▶ _YOUR INSTRUCTIONS_:
Every line with the string "ενός" should be gathered.

***** PROVIDED RECORDS

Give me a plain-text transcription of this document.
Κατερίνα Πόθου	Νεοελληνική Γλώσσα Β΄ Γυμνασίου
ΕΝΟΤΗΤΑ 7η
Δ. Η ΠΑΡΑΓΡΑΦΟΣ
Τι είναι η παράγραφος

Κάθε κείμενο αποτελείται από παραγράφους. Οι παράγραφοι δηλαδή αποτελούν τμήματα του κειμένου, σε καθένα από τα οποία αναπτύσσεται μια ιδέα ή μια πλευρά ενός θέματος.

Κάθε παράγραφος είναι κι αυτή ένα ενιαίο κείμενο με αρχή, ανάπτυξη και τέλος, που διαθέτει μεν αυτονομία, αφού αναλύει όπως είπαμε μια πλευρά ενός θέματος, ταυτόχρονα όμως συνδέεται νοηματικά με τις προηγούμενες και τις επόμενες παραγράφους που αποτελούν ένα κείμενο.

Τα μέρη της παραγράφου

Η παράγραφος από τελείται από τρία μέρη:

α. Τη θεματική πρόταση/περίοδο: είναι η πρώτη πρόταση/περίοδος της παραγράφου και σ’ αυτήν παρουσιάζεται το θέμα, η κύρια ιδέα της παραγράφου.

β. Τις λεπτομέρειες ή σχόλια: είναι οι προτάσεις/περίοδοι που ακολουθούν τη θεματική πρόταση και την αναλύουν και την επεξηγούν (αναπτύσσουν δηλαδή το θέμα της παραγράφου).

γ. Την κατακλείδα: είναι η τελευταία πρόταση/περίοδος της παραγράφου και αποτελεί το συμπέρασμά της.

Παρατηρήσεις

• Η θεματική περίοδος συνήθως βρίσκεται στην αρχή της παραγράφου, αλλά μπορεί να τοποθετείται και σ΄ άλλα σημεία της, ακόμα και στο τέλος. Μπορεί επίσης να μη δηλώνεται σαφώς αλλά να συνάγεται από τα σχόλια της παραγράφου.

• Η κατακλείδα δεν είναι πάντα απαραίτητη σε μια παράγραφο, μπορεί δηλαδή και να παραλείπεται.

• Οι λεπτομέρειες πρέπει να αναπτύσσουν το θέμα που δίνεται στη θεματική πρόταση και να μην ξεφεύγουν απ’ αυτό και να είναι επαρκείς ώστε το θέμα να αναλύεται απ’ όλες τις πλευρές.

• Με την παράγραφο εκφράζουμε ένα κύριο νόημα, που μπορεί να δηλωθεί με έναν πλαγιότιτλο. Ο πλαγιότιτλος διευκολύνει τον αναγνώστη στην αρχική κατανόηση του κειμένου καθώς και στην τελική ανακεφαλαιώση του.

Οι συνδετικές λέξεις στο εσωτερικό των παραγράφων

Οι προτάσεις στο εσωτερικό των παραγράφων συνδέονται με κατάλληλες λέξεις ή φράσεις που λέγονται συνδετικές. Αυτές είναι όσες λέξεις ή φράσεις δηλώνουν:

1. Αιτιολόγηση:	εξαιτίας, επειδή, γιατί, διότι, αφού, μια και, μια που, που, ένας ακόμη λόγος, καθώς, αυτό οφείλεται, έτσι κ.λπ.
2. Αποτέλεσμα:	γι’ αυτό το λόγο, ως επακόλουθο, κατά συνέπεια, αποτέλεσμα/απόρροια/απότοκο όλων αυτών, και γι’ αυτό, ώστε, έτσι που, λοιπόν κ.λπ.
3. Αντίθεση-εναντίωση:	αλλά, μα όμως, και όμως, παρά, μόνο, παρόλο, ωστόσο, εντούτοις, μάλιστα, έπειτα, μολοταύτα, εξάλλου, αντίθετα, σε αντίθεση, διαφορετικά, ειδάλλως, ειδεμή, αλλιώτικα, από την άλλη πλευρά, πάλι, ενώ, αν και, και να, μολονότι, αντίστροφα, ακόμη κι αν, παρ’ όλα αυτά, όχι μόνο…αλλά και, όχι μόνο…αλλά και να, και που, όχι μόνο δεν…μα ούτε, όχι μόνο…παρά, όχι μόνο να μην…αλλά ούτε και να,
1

**********

▶ _RESPONSE TO THE EXERCISE_:
Κάθε κείμενο αποτελείται από παραγράφους. Οι παράγραφοι δηλαδή αποτελούν τμήματα του κειμένου, σε καθένα από τα οποία αναπτύσσεται μια ιδέα ή μια πλευρά ενός θέματος.
Κάθε παράγραφος είναι κι αυτή ένα ενιαίο κείμενο με αρχή, ανάπτυξη και τέλος, που διαθέτει μεν αυτονομία, αφού αναλύει όπως είπαμε μια πλευρά ενός θέματος, ταυτόχρονα όμως συνδέεται νοηματικά με τις προηγούμενες και τις επόμενες παραγράφους που αποτελούν ένα κείμενο.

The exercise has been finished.